## GOAL OF THE EXERCISE
Give the number of lines in this listing that contain "физкультурно", with no other words.

## SUPPLIED MATERIAL
____________________

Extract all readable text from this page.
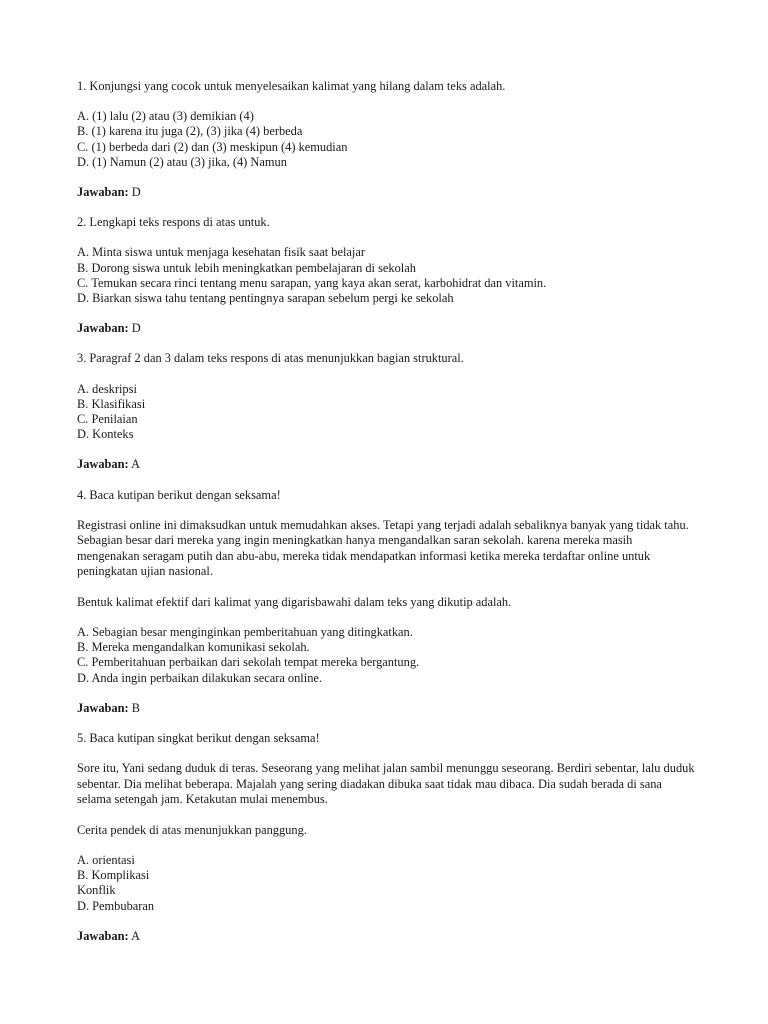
1. Konjungsi yang cocok untuk menyelesaikan kalimat yang hilang dalam teks adalah.
A. (1) lalu (2) atau (3) demikian (4)
B. (1) karena itu juga (2), (3) jika (4) berbeda
C. (1) berbeda dari (2) dan (3) meskipun (4) kemudian
D. (1) Namun (2) atau (3) jika, (4) Namun
Jawaban: D
2. Lengkapi teks respons di atas untuk.
A. Minta siswa untuk menjaga kesehatan fisik saat belajar
B. Dorong siswa untuk lebih meningkatkan pembelajaran di sekolah
C. Temukan secara rinci tentang menu sarapan, yang kaya akan serat, karbohidrat dan vitamin.
D. Biarkan siswa tahu tentang pentingnya sarapan sebelum pergi ke sekolah
Jawaban: D
3. Paragraf 2 dan 3 dalam teks respons di atas menunjukkan bagian struktural.
A. deskripsi
B. Klasifikasi
C. Penilaian
D. Konteks
Jawaban: A
4. Baca kutipan berikut dengan seksama!
Registrasi online ini dimaksudkan untuk memudahkan akses. Tetapi yang terjadi adalah sebaliknya banyak yang tidak tahu. Sebagian besar dari mereka yang ingin meningkatkan hanya mengandalkan saran sekolah. karena mereka masih mengenakan seragam putih dan abu-abu, mereka tidak mendapatkan informasi ketika mereka terdaftar online untuk peningkatan ujian nasional.
Bentuk kalimat efektif dari kalimat yang digarisbawahi dalam teks yang dikutip adalah.
A. Sebagian besar menginginkan pemberitahuan yang ditingkatkan.
B. Mereka mengandalkan komunikasi sekolah.
C. Pemberitahuan perbaikan dari sekolah tempat mereka bergantung.
D. Anda ingin perbaikan dilakukan secara online.
Jawaban: B
5. Baca kutipan singkat berikut dengan seksama!
Sore itu, Yani sedang duduk di teras. Seseorang yang melihat jalan sambil menunggu seseorang. Berdiri sebentar, lalu duduk sebentar. Dia melihat beberapa. Majalah yang sering diadakan dibuka saat tidak mau dibaca. Dia sudah berada di sana selama setengah jam. Ketakutan mulai menembus.
Cerita pendek di atas menunjukkan panggung.
A. orientasi
B. Komplikasi
Konflik
D. Pembubaran
Jawaban: A
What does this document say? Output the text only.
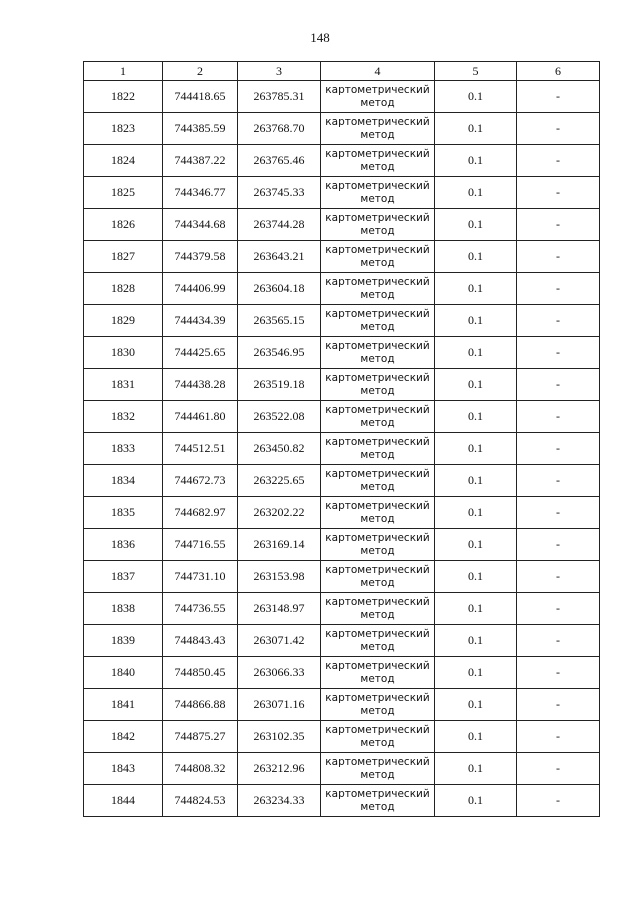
148
1	2	3	4	5	6
1822	744418.65	263785.31	картометрический метод	0.1	-
1823	744385.59	263768.70	картометрический метод	0.1	-
1824	744387.22	263765.46	картометрический метод	0.1	-
1825	744346.77	263745.33	картометрический метод	0.1	-
1826	744344.68	263744.28	картометрический метод	0.1	-
1827	744379.58	263643.21	картометрический метод	0.1	-
1828	744406.99	263604.18	картометрический метод	0.1	-
1829	744434.39	263565.15	картометрический метод	0.1	-
1830	744425.65	263546.95	картометрический метод	0.1	-
1831	744438.28	263519.18	картометрический метод	0.1	-
1832	744461.80	263522.08	картометрический метод	0.1	-
1833	744512.51	263450.82	картометрический метод	0.1	-
1834	744672.73	263225.65	картометрический метод	0.1	-
1835	744682.97	263202.22	картометрический метод	0.1	-
1836	744716.55	263169.14	картометрический метод	0.1	-
1837	744731.10	263153.98	картометрический метод	0.1	-
1838	744736.55	263148.97	картометрический метод	0.1	-
1839	744843.43	263071.42	картометрический метод	0.1	-
1840	744850.45	263066.33	картометрический метод	0.1	-
1841	744866.88	263071.16	картометрический метод	0.1	-
1842	744875.27	263102.35	картометрический метод	0.1	-
1843	744808.32	263212.96	картометрический метод	0.1	-
1844	744824.53	263234.33	картометрический метод	0.1	-
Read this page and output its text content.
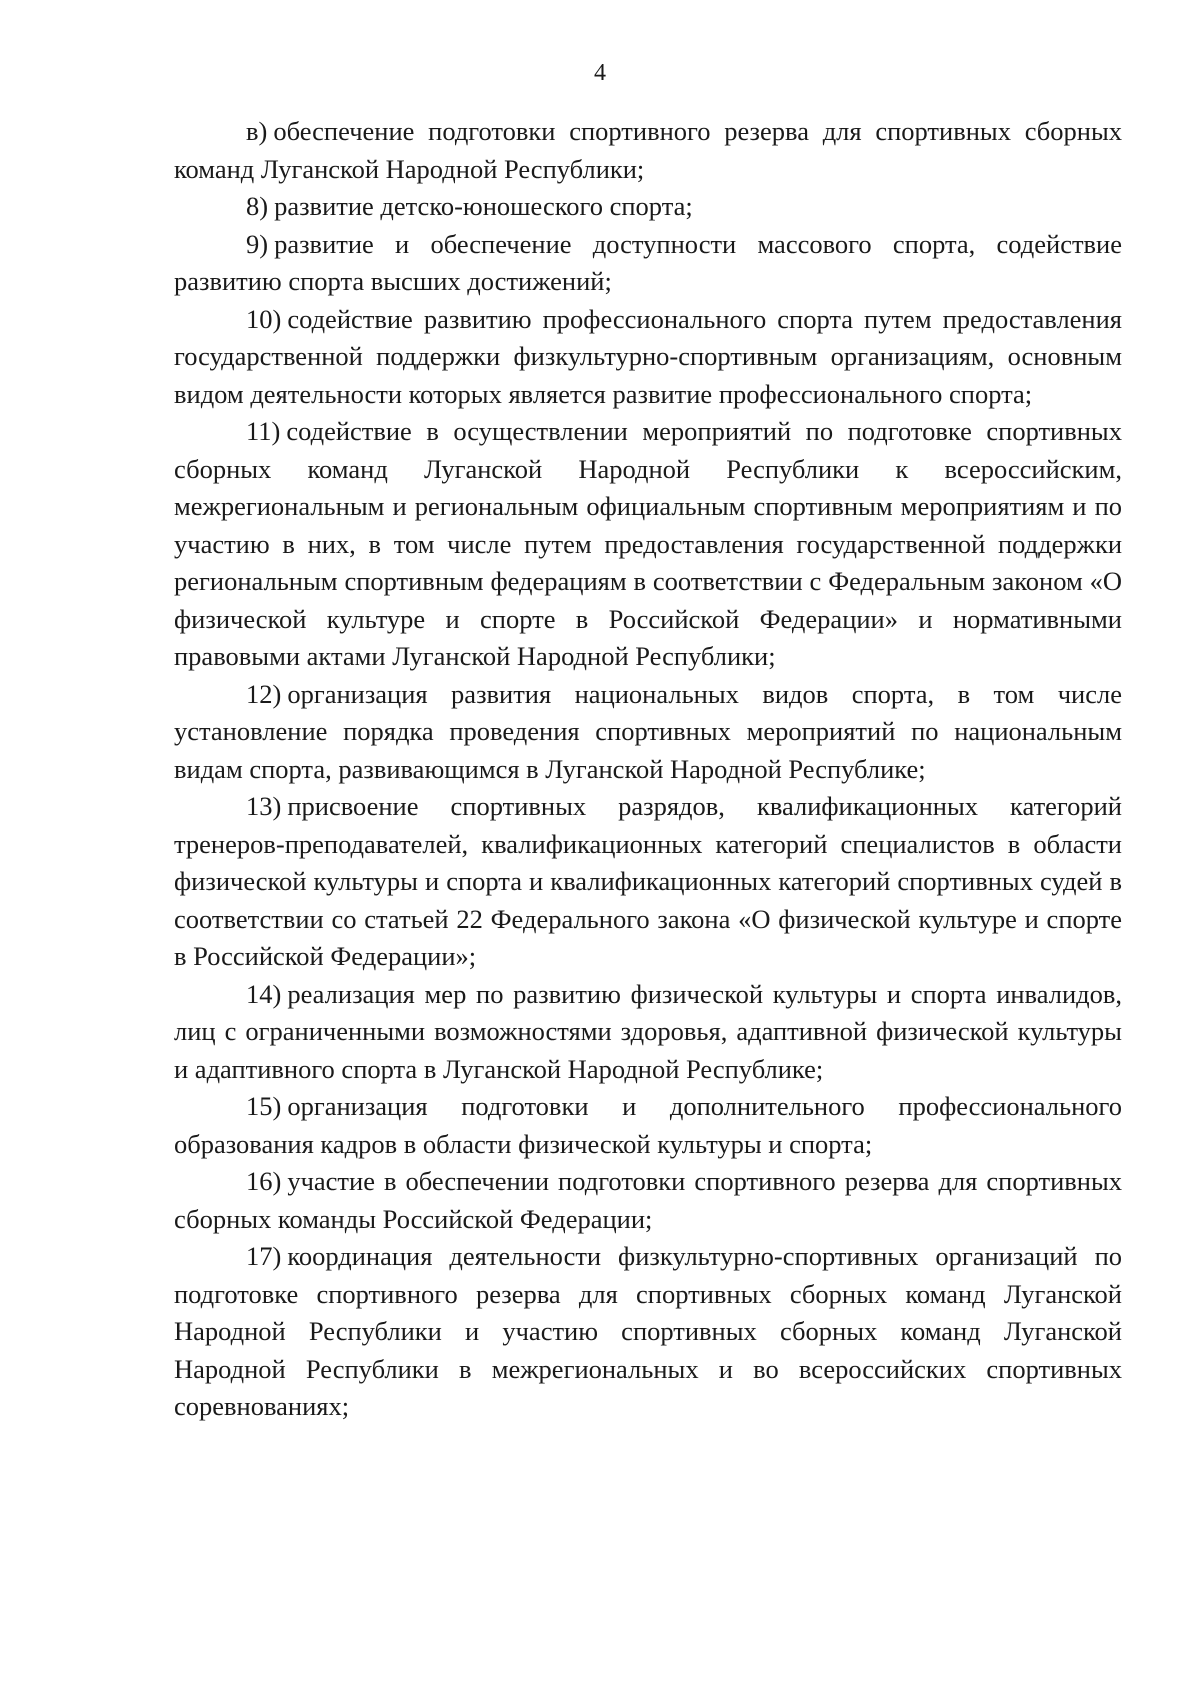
4

в) обеспечение подготовки спортивного резерва для спортивных сборных команд Луганской Народной Республики;

8) развитие детско-юношеского спорта;

9) развитие и обеспечение доступности массового спорта, содействие развитию спорта высших достижений;

10) содействие развитию профессионального спорта путем предоставления государственной поддержки физкультурно-спортивным организациям, основным видом деятельности которых является развитие профессионального спорта;

11) содействие в осуществлении мероприятий по подготовке спортивных сборных команд Луганской Народной Республики к всероссийским, межрегиональным и региональным официальным спортивным мероприятиям и по участию в них, в том числе путем предоставления государственной поддержки региональным спортивным федерациям в соответствии с Федеральным законом «О физической культуре и спорте в Российской Федерации» и нормативными правовыми актами Луганской Народной Республики;

12) организация развития национальных видов спорта, в том числе установление порядка проведения спортивных мероприятий по национальным видам спорта, развивающимся в Луганской Народной Республике;

13) присвоение спортивных разрядов, квалификационных категорий тренеров-преподавателей, квалификационных категорий специалистов в области физической культуры и спорта и квалификационных категорий спортивных судей в соответствии со статьей 22 Федерального закона «О физической культуре и спорте в Российской Федерации»;

14) реализация мер по развитию физической культуры и спорта инвалидов, лиц с ограниченными возможностями здоровья, адаптивной физической культуры и адаптивного спорта в Луганской Народной Республике;

15) организация подготовки и дополнительного профессионального образования кадров в области физической культуры и спорта;

16) участие в обеспечении подготовки спортивного резерва для спортивных сборных команды Российской Федерации;

17) координация деятельности физкультурно-спортивных организаций по подготовке спортивного резерва для спортивных сборных команд Луганской Народной Республики и участию спортивных сборных команд Луганской Народной Республики в межрегиональных и во всероссийских спортивных соревнованиях;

____________________

## TASK OUTPUT
2